(begin)

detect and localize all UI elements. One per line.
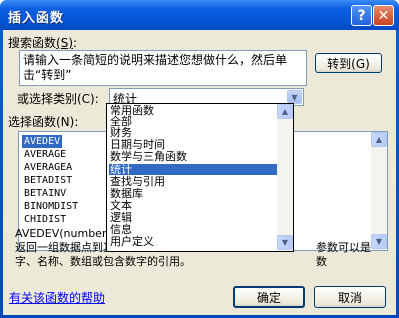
title-bar[interactable]: 插入函数 ? ✕ [0, 0, 399, 30]
category-option[interactable]: 数学与三角函数 [109, 151, 277, 162]
list-item[interactable]: BETADIST [22, 174, 74, 187]
list-item[interactable]: AVERAGEA [22, 161, 74, 174]
help-icon[interactable]: ? [351, 5, 372, 26]
list-item[interactable]: BETAINV [22, 187, 68, 200]
function-help-link[interactable]: 有关该函数的帮助 [9, 289, 105, 306]
scroll-up-icon[interactable]: ▲ [371, 132, 387, 147]
scroll-down-icon[interactable]: ▼ [277, 235, 293, 250]
list-item[interactable]: BINOMDIST [22, 200, 80, 213]
close-icon[interactable]: ✕ [373, 5, 394, 26]
category-option[interactable]: 信息 [109, 224, 277, 235]
category-option[interactable]: 查找与引用 [109, 176, 277, 187]
ok-button[interactable]: 确定 [233, 286, 305, 308]
category-option[interactable]: 数据库 [109, 188, 277, 199]
description-line1: 返回一组数据点到其 [15, 241, 114, 254]
cancel-button[interactable]: 取消 [314, 286, 386, 308]
go-button[interactable]: 转到(G) [315, 53, 382, 73]
category-option[interactable]: 全部 [109, 116, 277, 127]
list-item[interactable]: AVEDEV [22, 135, 63, 148]
category-label: 或选择类别(C): [17, 92, 99, 106]
chevron-down-icon[interactable]: ▼ [287, 90, 302, 104]
category-option[interactable]: 常用函数 [109, 105, 277, 116]
insert-function-dialog: 插入函数 ? ✕ 搜索函数(S): 请输入一条简短的说明来描述您想做什么，然后单… [0, 0, 399, 318]
category-dropdown-scrollbar[interactable]: ▲ ▼ [277, 104, 293, 251]
category-option[interactable]: 用户定义 [109, 236, 277, 247]
window-title: 插入函数 [8, 11, 65, 26]
category-option[interactable]: 日期与时间 [109, 139, 277, 150]
category-option[interactable]: 逻辑 [109, 212, 277, 223]
list-item[interactable]: AVERAGE [22, 148, 68, 161]
category-option[interactable]: 财务 [109, 127, 277, 138]
category-option[interactable]: 文本 [109, 200, 277, 211]
list-item[interactable]: CHIDIST [22, 213, 68, 226]
search-label: 搜索函数(S): [8, 36, 78, 50]
function-list-label: 选择函数(N): [8, 115, 79, 129]
dialog-body: 搜索函数(S): 请输入一条简短的说明来描述您想做什么，然后单击“转到” 转到(… [3, 30, 396, 315]
category-option-selected[interactable]: 统计 [109, 164, 277, 175]
search-input[interactable]: 请输入一条简短的说明来描述您想做什么，然后单击“转到” [19, 50, 307, 86]
description-line1-right: 参数可以是数 [316, 241, 371, 268]
scroll-up-icon[interactable]: ▲ [277, 104, 293, 119]
category-dropdown[interactable]: 常用函数 全部 财务 日期与时间 数学与三角函数 统计 查找与引用 数据库 文本… [106, 103, 294, 252]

(end)

Short problem — Reproduce every line of the material above word for word, leaving out the picture.

Final answer —
detect and localize all UI elements. One per line.
title-bar[interactable]: 插入函数 ? ✕ [0, 0, 399, 30]
category-option[interactable]: 数学与三角函数 [109, 151, 277, 162]
list-item[interactable]: BETADIST [22, 174, 74, 187]
list-item[interactable]: AVERAGEA [22, 161, 74, 174]
help-icon[interactable]: ? [351, 5, 372, 26]
list-item[interactable]: BETAINV [22, 187, 68, 200]
function-help-link[interactable]: 有关该函数的帮助 [9, 289, 105, 306]
scroll-up-icon[interactable]: ▲ [371, 132, 387, 147]
scroll-down-icon[interactable]: ▼ [277, 235, 293, 250]
list-item[interactable]: BINOMDIST [22, 200, 80, 213]
close-icon[interactable]: ✕ [373, 5, 394, 26]
category-option[interactable]: 信息 [109, 224, 277, 235]
category-option[interactable]: 查找与引用 [109, 176, 277, 187]
ok-button[interactable]: 确定 [233, 286, 305, 308]
category-option[interactable]: 数据库 [109, 188, 277, 199]
description-line1: 返回一组数据点到其 [15, 241, 114, 254]
cancel-button[interactable]: 取消 [314, 286, 386, 308]
go-button[interactable]: 转到(G) [315, 53, 382, 73]
category-option[interactable]: 全部 [109, 116, 277, 127]
list-item[interactable]: AVEDEV [22, 135, 63, 148]
category-label: 或选择类别(C): [17, 92, 99, 106]
chevron-down-icon[interactable]: ▼ [287, 90, 302, 104]
category-option[interactable]: 常用函数 [109, 105, 277, 116]
insert-function-dialog: 插入函数 ? ✕ 搜索函数(S): 请输入一条简短的说明来描述您想做什么，然后单… [0, 0, 399, 318]
category-dropdown-scrollbar[interactable]: ▲ ▼ [277, 104, 293, 251]
category-option[interactable]: 用户定义 [109, 236, 277, 247]
window-title: 插入函数 [8, 11, 65, 26]
category-option[interactable]: 日期与时间 [109, 139, 277, 150]
category-option[interactable]: 逻辑 [109, 212, 277, 223]
list-item[interactable]: AVERAGE [22, 148, 68, 161]
category-option[interactable]: 财务 [109, 127, 277, 138]
category-option[interactable]: 文本 [109, 200, 277, 211]
list-item[interactable]: CHIDIST [22, 213, 68, 226]
search-label: 搜索函数(S): [8, 36, 78, 50]
function-list-label: 选择函数(N): [8, 115, 79, 129]
dialog-body: 搜索函数(S): 请输入一条简短的说明来描述您想做什么，然后单击“转到” 转到(… [3, 30, 396, 315]
category-option-selected[interactable]: 统计 [109, 164, 277, 175]
search-input[interactable]: 请输入一条简短的说明来描述您想做什么，然后单击“转到” [19, 50, 307, 86]
description-line1-right: 参数可以是数 [316, 241, 371, 268]
scroll-up-icon[interactable]: ▲ [277, 104, 293, 119]
category-dropdown[interactable]: 常用函数 全部 财务 日期与时间 数学与三角函数 统计 查找与引用 数据库 文本… [106, 103, 294, 252]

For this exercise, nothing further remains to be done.